> _Provided data_:
= = = =
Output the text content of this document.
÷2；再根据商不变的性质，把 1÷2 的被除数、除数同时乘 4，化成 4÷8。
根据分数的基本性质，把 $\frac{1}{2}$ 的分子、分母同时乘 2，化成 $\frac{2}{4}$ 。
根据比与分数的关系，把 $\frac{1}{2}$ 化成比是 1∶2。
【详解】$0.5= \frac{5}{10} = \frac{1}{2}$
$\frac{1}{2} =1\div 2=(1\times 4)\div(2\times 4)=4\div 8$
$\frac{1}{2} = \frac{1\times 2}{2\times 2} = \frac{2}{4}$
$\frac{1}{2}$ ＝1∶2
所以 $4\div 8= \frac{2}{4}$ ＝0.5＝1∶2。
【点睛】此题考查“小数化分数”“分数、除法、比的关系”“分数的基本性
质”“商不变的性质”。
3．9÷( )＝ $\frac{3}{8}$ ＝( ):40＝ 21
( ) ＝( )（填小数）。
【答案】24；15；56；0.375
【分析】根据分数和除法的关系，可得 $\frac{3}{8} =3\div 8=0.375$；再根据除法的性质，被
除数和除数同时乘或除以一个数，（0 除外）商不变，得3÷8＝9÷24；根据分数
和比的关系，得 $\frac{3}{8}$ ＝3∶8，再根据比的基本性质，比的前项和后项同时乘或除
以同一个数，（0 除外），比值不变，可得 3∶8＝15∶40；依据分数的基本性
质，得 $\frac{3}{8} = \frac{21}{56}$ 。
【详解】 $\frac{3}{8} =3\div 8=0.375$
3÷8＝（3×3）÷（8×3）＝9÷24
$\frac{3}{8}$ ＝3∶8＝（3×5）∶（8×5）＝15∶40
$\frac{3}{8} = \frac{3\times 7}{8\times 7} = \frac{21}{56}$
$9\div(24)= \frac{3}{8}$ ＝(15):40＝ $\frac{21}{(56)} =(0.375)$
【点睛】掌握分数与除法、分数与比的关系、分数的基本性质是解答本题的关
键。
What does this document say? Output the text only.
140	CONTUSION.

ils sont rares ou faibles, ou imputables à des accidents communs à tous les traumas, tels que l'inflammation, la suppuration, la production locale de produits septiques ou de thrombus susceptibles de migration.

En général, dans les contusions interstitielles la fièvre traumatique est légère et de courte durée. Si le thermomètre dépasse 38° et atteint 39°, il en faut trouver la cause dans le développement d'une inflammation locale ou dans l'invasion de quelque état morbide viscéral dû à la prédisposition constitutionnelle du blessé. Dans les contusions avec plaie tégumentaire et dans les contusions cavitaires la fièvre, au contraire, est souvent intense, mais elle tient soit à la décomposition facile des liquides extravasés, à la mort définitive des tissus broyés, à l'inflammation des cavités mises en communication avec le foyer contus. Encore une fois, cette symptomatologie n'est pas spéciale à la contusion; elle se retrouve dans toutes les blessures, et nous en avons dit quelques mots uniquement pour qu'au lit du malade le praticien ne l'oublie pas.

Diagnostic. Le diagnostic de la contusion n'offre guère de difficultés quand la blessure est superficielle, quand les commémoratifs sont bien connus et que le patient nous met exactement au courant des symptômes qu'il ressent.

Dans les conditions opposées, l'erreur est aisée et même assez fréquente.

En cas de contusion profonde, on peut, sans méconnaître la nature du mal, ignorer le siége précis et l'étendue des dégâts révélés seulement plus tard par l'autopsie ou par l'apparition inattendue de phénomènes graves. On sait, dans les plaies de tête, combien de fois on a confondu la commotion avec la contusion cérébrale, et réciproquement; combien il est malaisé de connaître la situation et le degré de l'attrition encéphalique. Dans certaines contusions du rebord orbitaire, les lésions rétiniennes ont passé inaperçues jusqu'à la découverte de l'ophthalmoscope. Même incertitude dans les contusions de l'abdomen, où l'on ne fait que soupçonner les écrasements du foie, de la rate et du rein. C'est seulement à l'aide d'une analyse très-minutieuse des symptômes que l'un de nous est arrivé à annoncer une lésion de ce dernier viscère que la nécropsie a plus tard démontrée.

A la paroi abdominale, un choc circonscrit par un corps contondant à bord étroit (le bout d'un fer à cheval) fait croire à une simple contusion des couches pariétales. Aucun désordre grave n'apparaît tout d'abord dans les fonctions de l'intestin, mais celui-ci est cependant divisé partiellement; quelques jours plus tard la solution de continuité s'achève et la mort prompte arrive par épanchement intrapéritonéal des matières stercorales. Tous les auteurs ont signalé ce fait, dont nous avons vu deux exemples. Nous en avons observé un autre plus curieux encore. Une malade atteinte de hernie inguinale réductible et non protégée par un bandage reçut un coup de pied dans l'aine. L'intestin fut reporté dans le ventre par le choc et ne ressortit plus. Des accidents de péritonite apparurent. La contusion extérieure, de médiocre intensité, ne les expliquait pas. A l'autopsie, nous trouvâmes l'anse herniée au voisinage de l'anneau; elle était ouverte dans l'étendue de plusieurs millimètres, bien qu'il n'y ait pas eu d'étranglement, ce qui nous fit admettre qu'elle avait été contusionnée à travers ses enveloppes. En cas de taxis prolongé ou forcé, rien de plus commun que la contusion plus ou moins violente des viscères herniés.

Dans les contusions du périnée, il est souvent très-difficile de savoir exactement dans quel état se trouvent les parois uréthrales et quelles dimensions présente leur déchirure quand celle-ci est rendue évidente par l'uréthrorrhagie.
= = = =
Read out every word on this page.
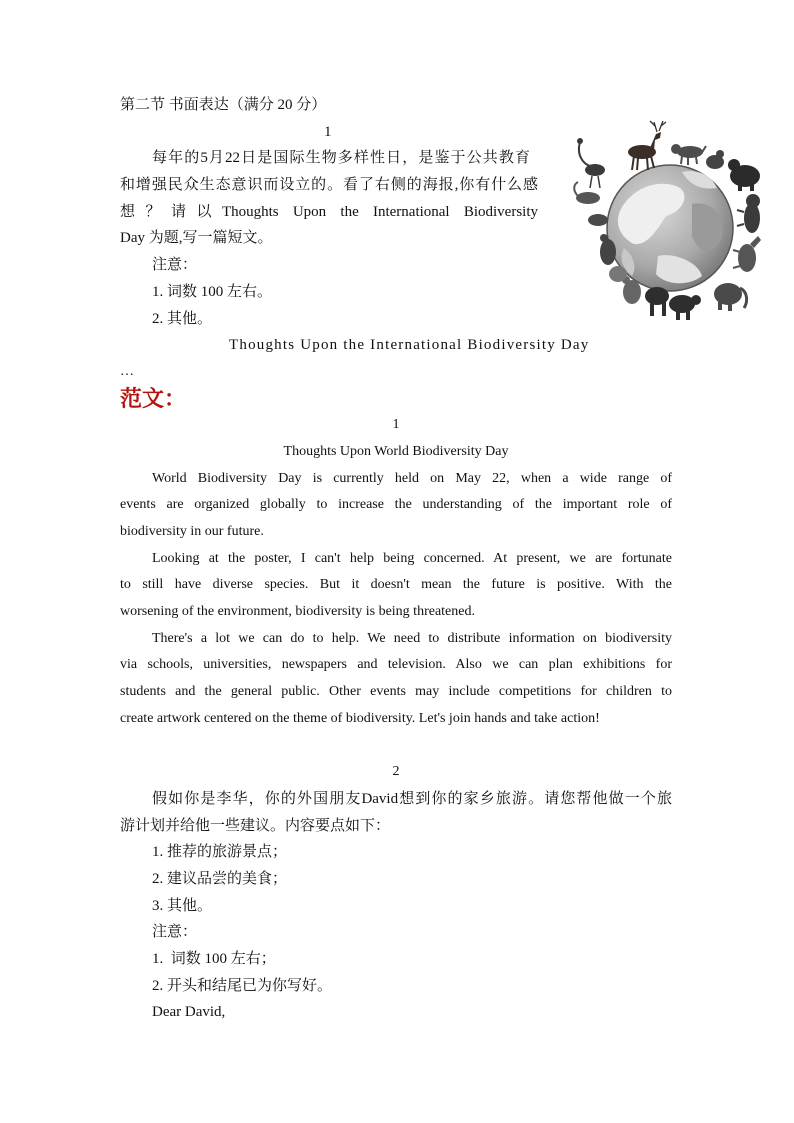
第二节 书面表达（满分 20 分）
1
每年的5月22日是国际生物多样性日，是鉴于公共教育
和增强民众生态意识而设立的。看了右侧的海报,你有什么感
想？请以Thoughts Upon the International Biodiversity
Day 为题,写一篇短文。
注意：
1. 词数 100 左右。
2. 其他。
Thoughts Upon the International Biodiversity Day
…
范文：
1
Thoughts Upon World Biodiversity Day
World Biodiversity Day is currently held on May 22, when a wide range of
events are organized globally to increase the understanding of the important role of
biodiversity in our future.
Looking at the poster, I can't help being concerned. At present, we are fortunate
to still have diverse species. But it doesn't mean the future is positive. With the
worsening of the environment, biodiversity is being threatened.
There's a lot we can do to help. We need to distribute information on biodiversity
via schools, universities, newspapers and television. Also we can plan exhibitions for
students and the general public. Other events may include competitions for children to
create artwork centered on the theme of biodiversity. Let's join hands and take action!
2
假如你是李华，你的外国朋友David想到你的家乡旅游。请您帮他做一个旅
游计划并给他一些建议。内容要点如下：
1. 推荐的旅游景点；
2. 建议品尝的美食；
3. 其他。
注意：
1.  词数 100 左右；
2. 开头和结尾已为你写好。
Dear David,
= = = =
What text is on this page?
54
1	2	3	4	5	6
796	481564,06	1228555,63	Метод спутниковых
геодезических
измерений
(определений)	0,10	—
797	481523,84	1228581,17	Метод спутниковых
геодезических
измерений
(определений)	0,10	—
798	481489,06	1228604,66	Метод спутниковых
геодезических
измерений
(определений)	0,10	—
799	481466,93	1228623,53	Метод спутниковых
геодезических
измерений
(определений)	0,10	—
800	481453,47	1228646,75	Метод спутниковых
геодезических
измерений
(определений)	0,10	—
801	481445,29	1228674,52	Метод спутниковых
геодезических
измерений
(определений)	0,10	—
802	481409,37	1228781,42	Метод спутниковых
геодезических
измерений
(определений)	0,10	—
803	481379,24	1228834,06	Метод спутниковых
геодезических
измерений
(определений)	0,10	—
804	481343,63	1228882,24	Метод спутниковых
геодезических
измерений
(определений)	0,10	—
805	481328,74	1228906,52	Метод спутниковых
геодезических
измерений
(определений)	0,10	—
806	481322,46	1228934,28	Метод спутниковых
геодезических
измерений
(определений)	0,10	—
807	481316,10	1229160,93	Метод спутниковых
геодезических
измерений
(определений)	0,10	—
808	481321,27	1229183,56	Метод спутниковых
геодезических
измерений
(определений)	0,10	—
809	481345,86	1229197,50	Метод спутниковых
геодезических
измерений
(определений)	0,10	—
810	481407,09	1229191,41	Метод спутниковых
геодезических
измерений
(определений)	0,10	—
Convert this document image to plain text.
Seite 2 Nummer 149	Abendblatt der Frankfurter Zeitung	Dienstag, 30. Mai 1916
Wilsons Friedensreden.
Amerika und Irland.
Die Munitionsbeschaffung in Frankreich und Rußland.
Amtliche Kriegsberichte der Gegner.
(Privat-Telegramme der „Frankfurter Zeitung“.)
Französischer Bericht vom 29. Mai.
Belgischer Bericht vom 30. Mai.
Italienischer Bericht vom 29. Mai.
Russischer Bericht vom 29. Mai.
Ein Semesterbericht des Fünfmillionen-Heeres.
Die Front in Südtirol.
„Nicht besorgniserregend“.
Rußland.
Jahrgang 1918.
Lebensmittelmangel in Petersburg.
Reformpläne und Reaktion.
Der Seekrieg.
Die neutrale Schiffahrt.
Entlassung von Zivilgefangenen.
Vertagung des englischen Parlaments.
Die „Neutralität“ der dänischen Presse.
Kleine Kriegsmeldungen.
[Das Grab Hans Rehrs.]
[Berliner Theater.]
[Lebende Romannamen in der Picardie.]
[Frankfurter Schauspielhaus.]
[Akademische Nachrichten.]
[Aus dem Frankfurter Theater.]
= = = =
> _Required work_: Filter the listing above by the word "times"; copy each line that passes.

> _Expected answer_:
$\frac{1}{2} =1\div 2=(1\times 4)\div(2\times 4)=4\div 8$
$\frac{1}{2} = \frac{1\times 2}{2\times 2} = \frac{2}{4}$
$\frac{3}{8} = \frac{3\times 7}{8\times 7} = \frac{21}{56}$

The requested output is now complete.